Excerpt:

>> START

Ah now I understand!

So for most analytic workloads, typically a columnstore db is used due to the need for performance and advanced SQL features (windowing functions) for complex analytic queries -- which I don't expect Dolt to replace. Which means if we wanted to use Dolt's features, we would have to continuously ETL the data into Dolt, which would entail mirroring the entire database (or at least the parts we want to version control).

Dolt essentially becomes a derived database specifically used for versioning. I see how this might work for some use cases.

seddonm1 · on April 28, 2020

If you are working within the Apache Spark ecosystem you can us DeltaLake https://delta.io/ to create 'merge' datasets which are transactional, versioned and allow time travel by both version number and timestamp.

jamesblonde · on April 29, 2020

Another alternative to Deltalake is Apache Hudi, which also includes bloom filters for indexing time-travel queries (efficiently exclude any files given the supplied time constraint). Z-ordered indexing in Deltalake is not available yet in open-source deltalake, only in Databricks version.

zachmu · on April 28, 2020

One of the cool things about Dolt is that you can query the diff between two commits. This functionality is available through special system tables. You specify two commits in the WHERE clause, and the query only returns the rows that changed between the commits. The syntax looks like:

`SELECT * FROM dolt_diff_$table where from_commit = '230sadfo98' and to_commit = 'sadf9807sdf'`

jacques_chester · on April 28, 2020

> In data science, most time-travel issues are worked around using bitemporal data modeling: which is a fancy way of saying "add a separate timestamp column to the table to record when the data was written".

Not quite, this is "transaction time". You also need "valid time" to be truly bitemporal. Recovering the database as of some point in time is not enough to answer questions like "when will this fact become false?" or "when did our belief about when it would become false change?", because you didn't preserve assertions about the time range over which the fact was held to be true.

In terms of implementations, ranges are better than double timestamps. They provide their own assertion of monotonicity and can be easily used in exclusion indices.

I found that Snodgrass's textbook was a good introduction to the concepts and it's available for free: https://www2.cs.arizona.edu/~rts/tdbbook.pdf

wenc · on April 28, 2020

Yes, you're correct -- an omission on my part. You need "valid time" (otherwise it's just "uni"-temporal modeling).

Thank you for the link to Snodgrass' book. I've not seen a formal book on temporal modeling in SQL before, so this is fascinating.

jacques_chester · on April 28, 2020

Glad I could help! The research seems to have puttered on for a while after this book was written, but appears to fizzle out by around the turn of the millennium.

Some notion of bitemporalism showed up in SQL 2011, but somewhat constrained compared to what Snodgrass describes.

sgt101 · on April 28, 2020

I worry about retraining every day. Isn't that a flag that says "It hasn't learned a thing and actually I'm just improving my backfitting score"?

wenc · on April 28, 2020

Not really -- in many forecasting applications in fast-changing markets, it is fairly common to dynamically retrain your recursive model to a moving window of historical data in order to adapt to your current environment (with some regularization). The length of the window depends on how fast the market changes.

>> END

Provided data:
>> START

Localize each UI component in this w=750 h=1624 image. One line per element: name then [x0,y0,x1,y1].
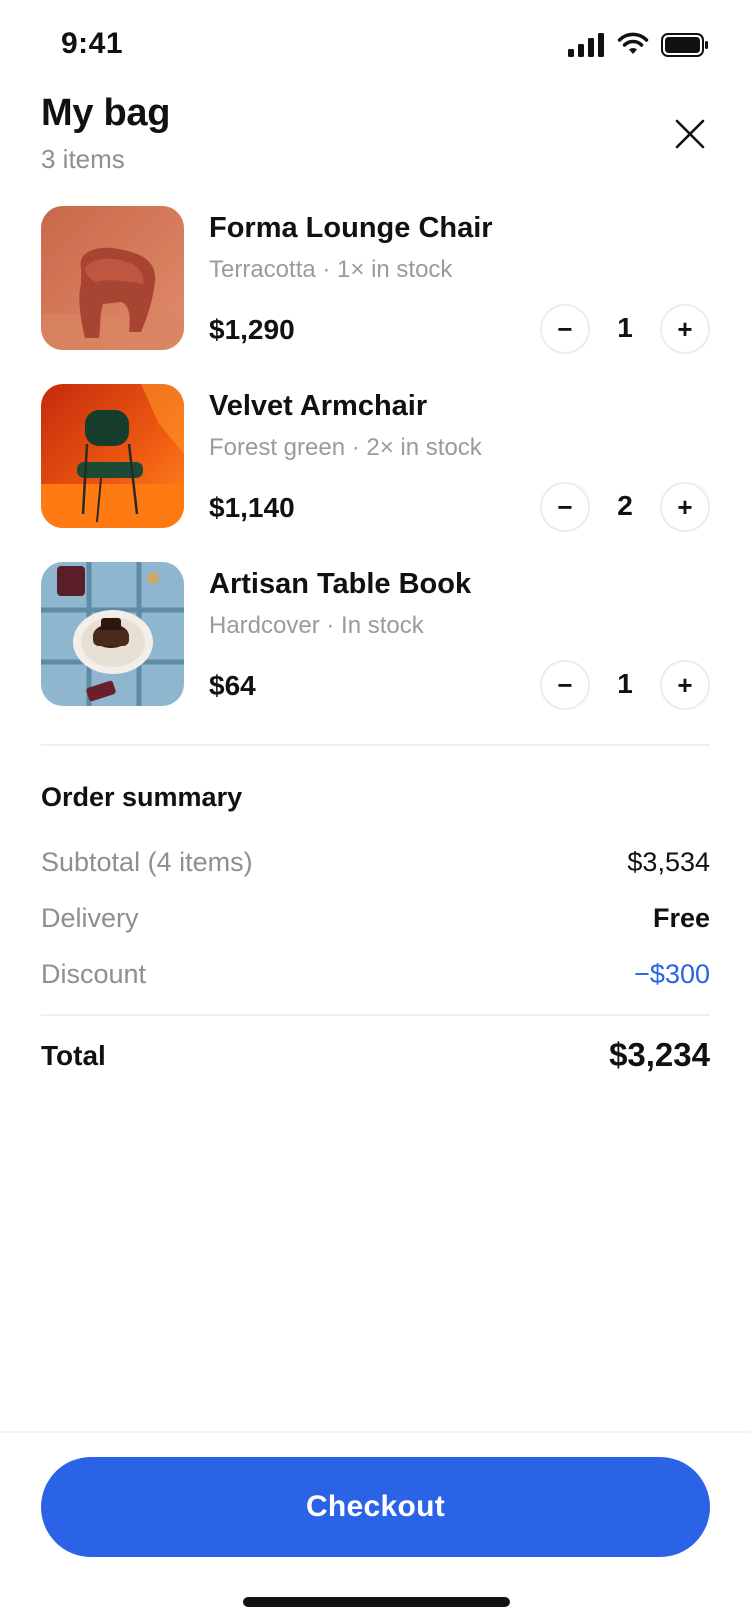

>> END

Given task: Copy the passage in the discussion thread from "In terms of" to "of the millennium.", keeping every word unchanged.

Solution to the problem:
In terms of implementations, ranges are better than double timestamps. They provide their own assertion of monotonicity and can be easily used in exclusion indices.

I found that Snodgrass's textbook was a good introduction to the concepts and it's available for free: https://www2.cs.arizona.edu/~rts/tdbbook.pdf

wenc · on April 28, 2020

Yes, you're correct -- an omission on my part. You need "valid time" (otherwise it's just "uni"-temporal modeling).

Thank you for the link to Snodgrass' book. I've not seen a formal book on temporal modeling in SQL before, so this is fascinating.

jacques_chester · on April 28, 2020

Glad I could help! The research seems to have puttered on for a while after this book was written, but appears to fizzle out by around the turn of the millennium.